- **Extrait**:
════════
L’Argentine fait une énième tentative pour sortir du défaut sélectif

Le pays va permettre aux créanciers d'échanger leur dette en devises étrangères contre des titres locaux pour contourner la justice américaine
Patrick Aussannaire

Le gouvernement argentin tente une nouvelle fois de contourner le jugement rendu le 16 juin par la Cour de justice américaine en proposant à ses créanciers d’échanger sa dette libellée en devises étrangères en nouvelles obligations soumises au droit local. Cette proposition de loi sera soumise au Congrès pour déclencher le transfert des 539 millions de dollars d’intérêts sur sa dette restructurée détenue par les Exchange Bondholders. Le paiement transitera par la banque centrale, et non plus par BNY Mellon qui s’est vu interdire d’assurer son rôle de trustee.

La décision de justice a entrainé le défaut du pays sur cette ligne le mois dernier et une mise en «défaut sélectif» par S&P sur ses obligations argentines libellées en devises étrangères tant que le remboursement n’aura pas été effectué. L’agence a néanmoins maintenu sa note «CCC+» sur les titres en devises locales. «L’Argentine continue à assurer le remboursement de ses obligations locales en dollars et en peso, ainsi que de sa dette multilatérale avec le Club de Paris», rappelle BNP Paribas.

L’obligation d’échéance 2033 progressait hier de 1,3% à 82,74 cents, à un spread de plus de 300 points de base inférieur à celui du Venezuela, signe que les marchés croient toujours à un accord. D’autant que l’activation des CDS a permis de déclencher des remboursements d’environ un milliard de dollars, ce qui a accru le pouvoir de négociation de Buenos Aires face à ses créanciers récalcitrants.

La mise en place de cette loi constituerait un revers pour les créanciers «vautours» ayant refusé les restructurations de 2005 et 2010 (Bond holdout). Le jugement de la cour de justice américaine fondé sur la clause RUFO (Right Upon Future Offers, similaire à une clause pari passu) issue de l’accord de 2005 exigeant un traitement identique des créanciers, laissait en effet espérer aux «fonds vautours» le remboursement des 1,5 milliard de dollars qui leur sont toujours dus.

Ce paiement aurait néanmoins activé la clause RUFO et contraint l’Argentine à indemniser également les Exchange Bondholders qui avaient accepté une décote de 70% sur leur notionnel et dont le stock de créances se monte au total à environ 56 milliards de dollars. Un montant que le pays ne peut pas couvrir en mobilisant ses réserves de change, de 29 milliards à fin mai. Sur le marché des changes, les contrats futures anticipent une chute du peso de 9,6% contre dollar à horizon trois mois.
════════
- **Données fournies**:

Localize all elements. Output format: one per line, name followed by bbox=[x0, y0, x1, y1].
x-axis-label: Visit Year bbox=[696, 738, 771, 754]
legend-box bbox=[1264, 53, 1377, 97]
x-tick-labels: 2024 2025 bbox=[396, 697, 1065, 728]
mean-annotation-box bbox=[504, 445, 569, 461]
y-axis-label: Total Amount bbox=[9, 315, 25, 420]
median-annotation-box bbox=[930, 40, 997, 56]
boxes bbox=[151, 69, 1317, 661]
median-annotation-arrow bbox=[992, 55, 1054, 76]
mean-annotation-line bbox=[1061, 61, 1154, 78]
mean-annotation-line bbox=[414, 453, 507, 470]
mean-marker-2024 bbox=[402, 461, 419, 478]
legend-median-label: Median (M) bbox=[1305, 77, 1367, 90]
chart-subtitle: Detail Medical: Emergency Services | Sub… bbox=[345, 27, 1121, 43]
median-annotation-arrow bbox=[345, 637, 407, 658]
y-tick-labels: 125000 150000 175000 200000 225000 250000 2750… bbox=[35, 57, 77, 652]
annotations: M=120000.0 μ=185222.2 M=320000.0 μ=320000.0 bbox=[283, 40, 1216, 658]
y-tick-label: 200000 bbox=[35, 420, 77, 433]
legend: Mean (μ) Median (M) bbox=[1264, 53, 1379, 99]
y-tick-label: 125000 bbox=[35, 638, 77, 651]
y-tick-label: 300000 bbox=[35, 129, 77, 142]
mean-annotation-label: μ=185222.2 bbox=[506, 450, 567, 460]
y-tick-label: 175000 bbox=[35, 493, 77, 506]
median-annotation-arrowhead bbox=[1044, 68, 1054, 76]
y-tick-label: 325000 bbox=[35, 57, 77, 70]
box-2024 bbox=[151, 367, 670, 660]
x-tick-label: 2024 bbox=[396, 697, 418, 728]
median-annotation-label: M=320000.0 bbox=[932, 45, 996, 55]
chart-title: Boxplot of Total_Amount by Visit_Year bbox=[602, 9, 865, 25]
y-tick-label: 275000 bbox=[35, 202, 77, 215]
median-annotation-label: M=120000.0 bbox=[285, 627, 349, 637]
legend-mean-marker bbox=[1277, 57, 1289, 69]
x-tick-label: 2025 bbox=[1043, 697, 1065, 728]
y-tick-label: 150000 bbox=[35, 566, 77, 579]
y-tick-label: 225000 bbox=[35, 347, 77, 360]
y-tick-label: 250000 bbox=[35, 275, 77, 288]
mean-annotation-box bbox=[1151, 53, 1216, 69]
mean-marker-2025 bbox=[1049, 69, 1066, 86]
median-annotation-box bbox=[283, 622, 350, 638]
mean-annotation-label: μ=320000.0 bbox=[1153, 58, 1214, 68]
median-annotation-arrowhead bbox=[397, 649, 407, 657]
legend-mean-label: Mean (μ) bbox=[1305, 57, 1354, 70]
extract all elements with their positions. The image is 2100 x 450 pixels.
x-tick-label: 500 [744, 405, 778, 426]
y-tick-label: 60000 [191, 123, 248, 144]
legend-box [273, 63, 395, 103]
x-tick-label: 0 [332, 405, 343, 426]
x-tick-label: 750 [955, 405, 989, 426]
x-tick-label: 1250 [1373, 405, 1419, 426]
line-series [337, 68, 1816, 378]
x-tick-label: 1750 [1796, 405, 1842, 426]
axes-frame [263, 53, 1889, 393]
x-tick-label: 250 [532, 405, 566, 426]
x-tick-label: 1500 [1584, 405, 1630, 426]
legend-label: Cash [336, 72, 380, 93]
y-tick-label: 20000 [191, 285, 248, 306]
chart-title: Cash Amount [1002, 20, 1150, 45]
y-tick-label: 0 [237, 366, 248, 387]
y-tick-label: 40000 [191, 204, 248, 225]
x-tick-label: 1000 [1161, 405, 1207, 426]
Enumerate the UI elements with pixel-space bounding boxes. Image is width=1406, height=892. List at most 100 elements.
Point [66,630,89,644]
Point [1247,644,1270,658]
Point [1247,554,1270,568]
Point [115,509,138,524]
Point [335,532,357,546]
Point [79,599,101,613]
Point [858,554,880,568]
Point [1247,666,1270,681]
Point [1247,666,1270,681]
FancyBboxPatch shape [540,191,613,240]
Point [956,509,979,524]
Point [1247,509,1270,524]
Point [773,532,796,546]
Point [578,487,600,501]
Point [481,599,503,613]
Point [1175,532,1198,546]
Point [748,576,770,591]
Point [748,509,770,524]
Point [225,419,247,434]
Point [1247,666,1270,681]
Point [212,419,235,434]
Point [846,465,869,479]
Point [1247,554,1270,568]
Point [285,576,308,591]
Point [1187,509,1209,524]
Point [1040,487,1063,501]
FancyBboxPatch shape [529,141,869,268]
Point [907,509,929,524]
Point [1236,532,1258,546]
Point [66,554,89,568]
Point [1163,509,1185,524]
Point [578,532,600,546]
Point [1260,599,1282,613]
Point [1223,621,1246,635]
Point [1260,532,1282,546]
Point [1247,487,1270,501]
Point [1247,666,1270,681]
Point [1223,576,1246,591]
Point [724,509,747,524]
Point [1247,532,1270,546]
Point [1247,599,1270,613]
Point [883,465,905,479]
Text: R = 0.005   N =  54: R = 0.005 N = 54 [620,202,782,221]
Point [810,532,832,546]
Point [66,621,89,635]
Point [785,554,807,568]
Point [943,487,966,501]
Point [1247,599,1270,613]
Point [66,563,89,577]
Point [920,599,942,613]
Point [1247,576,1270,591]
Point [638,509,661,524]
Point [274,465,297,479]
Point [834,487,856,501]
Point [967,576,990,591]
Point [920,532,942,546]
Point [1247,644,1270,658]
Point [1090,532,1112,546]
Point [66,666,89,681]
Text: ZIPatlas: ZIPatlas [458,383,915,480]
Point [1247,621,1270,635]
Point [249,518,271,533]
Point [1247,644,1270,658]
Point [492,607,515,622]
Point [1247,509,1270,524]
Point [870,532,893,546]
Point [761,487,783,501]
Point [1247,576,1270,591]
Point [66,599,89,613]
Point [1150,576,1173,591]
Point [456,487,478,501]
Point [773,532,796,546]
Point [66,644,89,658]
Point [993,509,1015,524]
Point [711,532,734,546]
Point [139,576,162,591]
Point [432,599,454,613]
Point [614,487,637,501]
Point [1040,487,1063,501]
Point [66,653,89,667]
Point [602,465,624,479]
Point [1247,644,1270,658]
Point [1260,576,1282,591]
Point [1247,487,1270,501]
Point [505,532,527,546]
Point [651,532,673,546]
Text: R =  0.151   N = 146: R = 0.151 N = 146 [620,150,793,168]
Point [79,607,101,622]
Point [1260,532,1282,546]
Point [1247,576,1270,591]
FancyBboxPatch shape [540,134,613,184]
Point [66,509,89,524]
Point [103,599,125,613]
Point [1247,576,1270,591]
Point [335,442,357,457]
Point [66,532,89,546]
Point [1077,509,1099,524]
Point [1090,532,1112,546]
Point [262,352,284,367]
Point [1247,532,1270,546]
════════
- **Consigne**: Extrayez de l'article sur la dette argentine le passage qui commence par « Le gouvernement argentin » et se termine par « rôle de trustee. », en le recopiant sans la moindre modification. Ces enregistrements proviennent d'une autre source que l'article.

- **Réponse proposée**:
Le gouvernement argentin tente une nouvelle fois de contourner le jugement rendu le 16 juin par la Cour de justice américaine en proposant à ses créanciers d’échanger sa dette libellée en devises étrangères en nouvelles obligations soumises au droit local. Cette proposition de loi sera soumise au Congrès pour déclencher le transfert des 539 millions de dollars d’intérêts sur sa dette restructurée détenue par les Exchange Bondholders. Le paiement transitera par la banque centrale, et non plus par BNY Mellon qui s’est vu interdire d’assurer son rôle de trustee.